**Exercise:** Find each line with the word "出厂水和末梢水限值" and copy it.

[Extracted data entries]

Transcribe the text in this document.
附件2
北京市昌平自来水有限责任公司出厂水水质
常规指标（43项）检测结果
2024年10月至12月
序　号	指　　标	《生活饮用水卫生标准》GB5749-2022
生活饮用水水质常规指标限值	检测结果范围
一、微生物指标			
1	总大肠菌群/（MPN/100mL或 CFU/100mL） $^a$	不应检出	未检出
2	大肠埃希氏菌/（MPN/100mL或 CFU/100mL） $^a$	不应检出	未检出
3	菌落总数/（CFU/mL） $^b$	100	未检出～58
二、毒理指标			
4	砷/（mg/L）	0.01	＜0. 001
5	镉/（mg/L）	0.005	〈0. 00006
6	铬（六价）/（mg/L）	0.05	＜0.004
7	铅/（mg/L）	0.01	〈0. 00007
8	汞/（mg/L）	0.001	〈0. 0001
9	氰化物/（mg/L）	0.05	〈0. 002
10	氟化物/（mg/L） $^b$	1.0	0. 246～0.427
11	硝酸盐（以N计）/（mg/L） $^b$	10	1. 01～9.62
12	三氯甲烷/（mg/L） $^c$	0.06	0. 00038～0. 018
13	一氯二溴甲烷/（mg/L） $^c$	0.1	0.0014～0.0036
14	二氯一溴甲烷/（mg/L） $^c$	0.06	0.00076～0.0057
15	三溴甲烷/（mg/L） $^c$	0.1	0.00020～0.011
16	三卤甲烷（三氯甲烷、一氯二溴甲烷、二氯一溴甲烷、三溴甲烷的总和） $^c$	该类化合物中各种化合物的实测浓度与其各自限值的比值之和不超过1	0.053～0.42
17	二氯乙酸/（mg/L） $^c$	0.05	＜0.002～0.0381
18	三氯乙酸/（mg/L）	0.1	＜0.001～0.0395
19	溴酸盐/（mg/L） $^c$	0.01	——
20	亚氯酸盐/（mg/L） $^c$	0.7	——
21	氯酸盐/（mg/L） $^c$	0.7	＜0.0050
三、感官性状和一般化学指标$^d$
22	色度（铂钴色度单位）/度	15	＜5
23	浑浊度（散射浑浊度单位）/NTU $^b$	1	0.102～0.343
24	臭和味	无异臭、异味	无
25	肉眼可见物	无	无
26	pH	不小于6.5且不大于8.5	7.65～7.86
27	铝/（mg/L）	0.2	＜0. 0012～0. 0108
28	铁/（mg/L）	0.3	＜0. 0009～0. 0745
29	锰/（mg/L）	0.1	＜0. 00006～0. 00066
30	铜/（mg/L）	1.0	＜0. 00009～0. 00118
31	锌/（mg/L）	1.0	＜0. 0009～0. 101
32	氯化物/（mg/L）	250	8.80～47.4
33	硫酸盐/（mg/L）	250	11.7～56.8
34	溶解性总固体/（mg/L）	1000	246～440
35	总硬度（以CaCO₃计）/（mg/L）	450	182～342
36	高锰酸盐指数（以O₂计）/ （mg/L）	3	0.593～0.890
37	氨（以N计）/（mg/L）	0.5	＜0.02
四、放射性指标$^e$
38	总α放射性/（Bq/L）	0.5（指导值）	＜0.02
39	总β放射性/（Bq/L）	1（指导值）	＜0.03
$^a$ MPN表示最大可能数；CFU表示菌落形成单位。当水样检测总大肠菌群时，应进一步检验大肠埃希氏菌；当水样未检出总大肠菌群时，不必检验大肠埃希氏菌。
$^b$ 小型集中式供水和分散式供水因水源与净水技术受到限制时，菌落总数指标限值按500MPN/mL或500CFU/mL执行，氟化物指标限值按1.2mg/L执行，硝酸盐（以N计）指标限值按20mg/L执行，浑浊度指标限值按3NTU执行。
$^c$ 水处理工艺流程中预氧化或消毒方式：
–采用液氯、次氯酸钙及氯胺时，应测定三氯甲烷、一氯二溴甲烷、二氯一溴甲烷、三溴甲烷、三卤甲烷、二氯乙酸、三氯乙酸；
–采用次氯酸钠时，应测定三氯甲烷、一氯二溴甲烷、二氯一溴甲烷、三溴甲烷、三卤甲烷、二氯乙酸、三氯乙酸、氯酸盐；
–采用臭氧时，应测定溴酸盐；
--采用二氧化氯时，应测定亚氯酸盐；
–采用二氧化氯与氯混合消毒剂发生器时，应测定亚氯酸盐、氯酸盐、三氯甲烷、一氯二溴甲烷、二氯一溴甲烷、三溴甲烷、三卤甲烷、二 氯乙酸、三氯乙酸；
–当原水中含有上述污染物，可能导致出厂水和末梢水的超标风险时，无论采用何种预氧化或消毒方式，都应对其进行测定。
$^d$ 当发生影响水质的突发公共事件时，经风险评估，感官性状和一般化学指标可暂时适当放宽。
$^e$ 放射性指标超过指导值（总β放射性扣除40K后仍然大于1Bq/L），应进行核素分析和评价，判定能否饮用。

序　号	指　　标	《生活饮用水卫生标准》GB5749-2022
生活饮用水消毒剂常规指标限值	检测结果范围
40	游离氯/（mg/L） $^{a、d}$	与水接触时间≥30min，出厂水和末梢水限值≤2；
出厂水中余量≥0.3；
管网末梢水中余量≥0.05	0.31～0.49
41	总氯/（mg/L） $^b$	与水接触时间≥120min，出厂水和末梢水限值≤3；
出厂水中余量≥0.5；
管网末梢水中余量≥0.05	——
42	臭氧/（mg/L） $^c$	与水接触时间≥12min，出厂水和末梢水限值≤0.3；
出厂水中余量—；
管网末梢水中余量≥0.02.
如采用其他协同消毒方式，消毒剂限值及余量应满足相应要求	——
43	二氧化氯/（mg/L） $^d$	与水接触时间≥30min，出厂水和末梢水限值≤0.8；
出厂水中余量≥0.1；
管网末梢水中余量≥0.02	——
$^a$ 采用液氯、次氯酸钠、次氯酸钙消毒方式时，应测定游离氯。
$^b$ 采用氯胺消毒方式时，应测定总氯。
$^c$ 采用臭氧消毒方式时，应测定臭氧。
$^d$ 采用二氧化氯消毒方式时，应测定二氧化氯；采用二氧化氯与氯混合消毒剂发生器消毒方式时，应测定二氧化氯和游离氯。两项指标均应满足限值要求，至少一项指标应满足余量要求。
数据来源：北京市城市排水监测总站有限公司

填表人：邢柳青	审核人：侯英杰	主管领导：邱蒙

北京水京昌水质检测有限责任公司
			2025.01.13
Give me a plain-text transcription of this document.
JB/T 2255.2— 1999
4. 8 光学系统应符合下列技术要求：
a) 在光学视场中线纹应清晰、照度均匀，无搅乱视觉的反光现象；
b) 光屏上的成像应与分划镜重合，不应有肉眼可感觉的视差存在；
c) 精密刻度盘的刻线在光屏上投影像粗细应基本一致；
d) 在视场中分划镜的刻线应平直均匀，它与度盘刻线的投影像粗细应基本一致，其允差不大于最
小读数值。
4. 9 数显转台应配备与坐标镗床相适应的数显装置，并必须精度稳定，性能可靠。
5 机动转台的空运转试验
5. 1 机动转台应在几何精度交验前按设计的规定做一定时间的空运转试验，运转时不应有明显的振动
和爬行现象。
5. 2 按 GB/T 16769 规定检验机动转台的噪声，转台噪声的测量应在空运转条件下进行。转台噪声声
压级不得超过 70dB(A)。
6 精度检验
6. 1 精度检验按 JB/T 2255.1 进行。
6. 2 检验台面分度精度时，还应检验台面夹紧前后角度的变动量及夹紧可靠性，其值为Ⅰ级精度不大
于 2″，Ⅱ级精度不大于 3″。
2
--
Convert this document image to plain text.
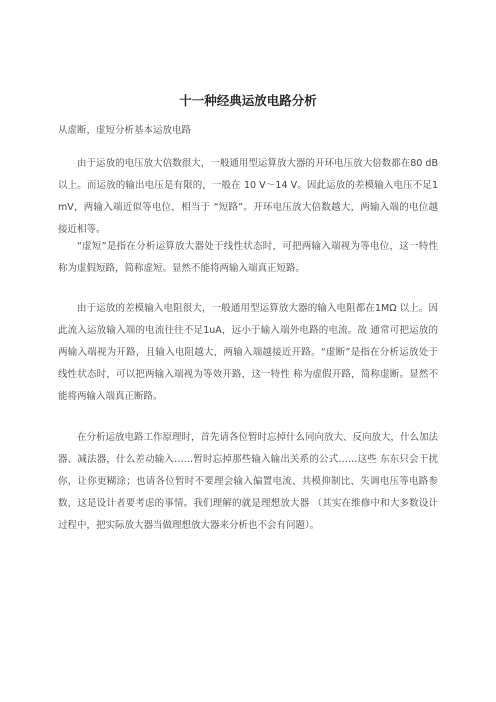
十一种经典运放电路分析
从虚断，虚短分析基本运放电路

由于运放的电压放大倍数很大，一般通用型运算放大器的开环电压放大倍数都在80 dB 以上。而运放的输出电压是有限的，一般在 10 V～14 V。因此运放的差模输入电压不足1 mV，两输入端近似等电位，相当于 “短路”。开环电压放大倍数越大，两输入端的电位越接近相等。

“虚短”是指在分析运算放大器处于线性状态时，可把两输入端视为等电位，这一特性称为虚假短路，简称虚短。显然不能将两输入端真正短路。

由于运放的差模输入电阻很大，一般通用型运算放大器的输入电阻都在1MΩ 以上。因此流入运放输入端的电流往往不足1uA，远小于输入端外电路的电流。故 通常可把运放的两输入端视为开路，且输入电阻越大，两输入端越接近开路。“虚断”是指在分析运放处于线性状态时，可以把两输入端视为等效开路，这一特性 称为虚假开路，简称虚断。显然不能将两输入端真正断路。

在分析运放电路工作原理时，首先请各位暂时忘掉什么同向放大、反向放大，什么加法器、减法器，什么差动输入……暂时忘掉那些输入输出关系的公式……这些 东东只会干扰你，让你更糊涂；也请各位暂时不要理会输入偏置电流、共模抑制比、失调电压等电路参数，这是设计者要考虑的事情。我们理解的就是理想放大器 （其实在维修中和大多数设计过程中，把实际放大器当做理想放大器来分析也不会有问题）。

**The response:**
40	游离氯/（mg/L） $^{a、d}$	与水接触时间≥30min，出厂水和末梢水限值≤2；
41	总氯/（mg/L） $^b$	与水接触时间≥120min，出厂水和末梢水限值≤3；
42	臭氧/（mg/L） $^c$	与水接触时间≥12min，出厂水和末梢水限值≤0.3；
43	二氧化氯/（mg/L） $^d$	与水接触时间≥30min，出厂水和末梢水限值≤0.8；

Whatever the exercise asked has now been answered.